SET TASK
Output the stretch of data from its first line through the line containing "Text: TRN: TRN [221,213,230,231]" as a JSON list of strings, one string per line, with blank lines left out.

%%

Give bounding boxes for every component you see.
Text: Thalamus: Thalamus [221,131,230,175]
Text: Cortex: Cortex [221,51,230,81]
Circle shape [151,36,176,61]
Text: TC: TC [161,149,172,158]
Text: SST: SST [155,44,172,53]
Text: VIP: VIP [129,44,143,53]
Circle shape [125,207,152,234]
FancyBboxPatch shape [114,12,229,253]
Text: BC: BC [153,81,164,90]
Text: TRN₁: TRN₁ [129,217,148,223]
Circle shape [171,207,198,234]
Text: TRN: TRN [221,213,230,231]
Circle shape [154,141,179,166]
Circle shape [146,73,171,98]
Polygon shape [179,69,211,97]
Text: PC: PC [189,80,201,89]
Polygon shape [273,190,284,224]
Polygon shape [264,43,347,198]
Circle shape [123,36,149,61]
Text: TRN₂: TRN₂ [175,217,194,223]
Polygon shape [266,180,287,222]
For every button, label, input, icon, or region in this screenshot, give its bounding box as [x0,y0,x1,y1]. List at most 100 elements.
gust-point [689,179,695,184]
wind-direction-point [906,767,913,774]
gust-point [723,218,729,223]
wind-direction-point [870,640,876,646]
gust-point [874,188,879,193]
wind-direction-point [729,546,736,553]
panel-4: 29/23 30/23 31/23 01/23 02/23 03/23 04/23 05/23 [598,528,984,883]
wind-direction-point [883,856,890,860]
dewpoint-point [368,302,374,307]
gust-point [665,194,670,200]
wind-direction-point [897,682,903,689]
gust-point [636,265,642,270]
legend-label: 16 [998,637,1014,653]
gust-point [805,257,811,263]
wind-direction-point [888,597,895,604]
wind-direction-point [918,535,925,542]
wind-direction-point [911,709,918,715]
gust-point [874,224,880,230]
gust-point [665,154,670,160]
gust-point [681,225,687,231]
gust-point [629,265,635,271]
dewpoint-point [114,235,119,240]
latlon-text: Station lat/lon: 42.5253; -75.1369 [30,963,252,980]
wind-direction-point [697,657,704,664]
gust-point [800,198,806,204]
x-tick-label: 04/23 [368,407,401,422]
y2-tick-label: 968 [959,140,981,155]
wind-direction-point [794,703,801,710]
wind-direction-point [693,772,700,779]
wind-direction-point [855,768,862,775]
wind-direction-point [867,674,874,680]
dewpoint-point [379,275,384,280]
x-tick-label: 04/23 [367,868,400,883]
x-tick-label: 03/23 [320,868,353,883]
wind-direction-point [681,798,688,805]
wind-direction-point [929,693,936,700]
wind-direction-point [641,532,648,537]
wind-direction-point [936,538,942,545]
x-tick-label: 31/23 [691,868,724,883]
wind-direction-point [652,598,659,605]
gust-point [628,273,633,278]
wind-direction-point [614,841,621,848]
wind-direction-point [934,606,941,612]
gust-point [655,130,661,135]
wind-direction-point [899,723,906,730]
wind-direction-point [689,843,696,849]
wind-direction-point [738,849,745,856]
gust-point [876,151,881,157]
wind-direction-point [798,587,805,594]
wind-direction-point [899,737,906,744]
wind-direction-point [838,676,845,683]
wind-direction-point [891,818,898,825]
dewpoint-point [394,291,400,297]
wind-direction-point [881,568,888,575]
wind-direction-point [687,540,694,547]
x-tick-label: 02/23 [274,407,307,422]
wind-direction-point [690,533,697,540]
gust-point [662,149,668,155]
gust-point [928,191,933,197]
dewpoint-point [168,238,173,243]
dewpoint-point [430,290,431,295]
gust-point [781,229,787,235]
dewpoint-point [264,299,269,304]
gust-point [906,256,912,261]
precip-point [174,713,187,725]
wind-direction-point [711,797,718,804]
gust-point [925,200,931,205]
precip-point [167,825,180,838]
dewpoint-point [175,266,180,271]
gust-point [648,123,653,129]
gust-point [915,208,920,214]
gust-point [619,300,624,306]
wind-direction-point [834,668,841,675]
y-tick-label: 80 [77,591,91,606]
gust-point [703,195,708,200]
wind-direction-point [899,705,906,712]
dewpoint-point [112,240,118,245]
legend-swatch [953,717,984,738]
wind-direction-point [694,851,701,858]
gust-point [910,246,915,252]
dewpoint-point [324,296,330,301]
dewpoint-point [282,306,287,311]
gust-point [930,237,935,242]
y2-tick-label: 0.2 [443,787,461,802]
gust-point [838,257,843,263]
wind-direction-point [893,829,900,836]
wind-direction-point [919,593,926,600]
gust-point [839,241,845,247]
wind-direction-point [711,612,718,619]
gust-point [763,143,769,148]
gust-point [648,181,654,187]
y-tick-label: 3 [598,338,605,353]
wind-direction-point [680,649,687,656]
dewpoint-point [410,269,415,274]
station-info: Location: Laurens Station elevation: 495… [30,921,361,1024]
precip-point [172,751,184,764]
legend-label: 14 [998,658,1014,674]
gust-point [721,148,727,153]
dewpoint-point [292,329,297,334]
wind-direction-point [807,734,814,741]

%%

SOLUTION FOR THIS EXERCISE
[
  "Give bounding boxes for every component you see.",
  "Text: Thalamus: Thalamus [221,131,230,175]",
  "Text: Cortex: Cortex [221,51,230,81]",
  "Circle shape [151,36,176,61]",
  "Text: TC: TC [161,149,172,158]",
  "Text: SST: SST [155,44,172,53]",
  "Text: VIP: VIP [129,44,143,53]",
  "Circle shape [125,207,152,234]",
  "FancyBboxPatch shape [114,12,229,253]",
  "Text: BC: BC [153,81,164,90]",
  "Text: TRN₁: TRN₁ [129,217,148,223]",
  "Circle shape [171,207,198,234]",
  "Text: TRN: TRN [221,213,230,231]"
]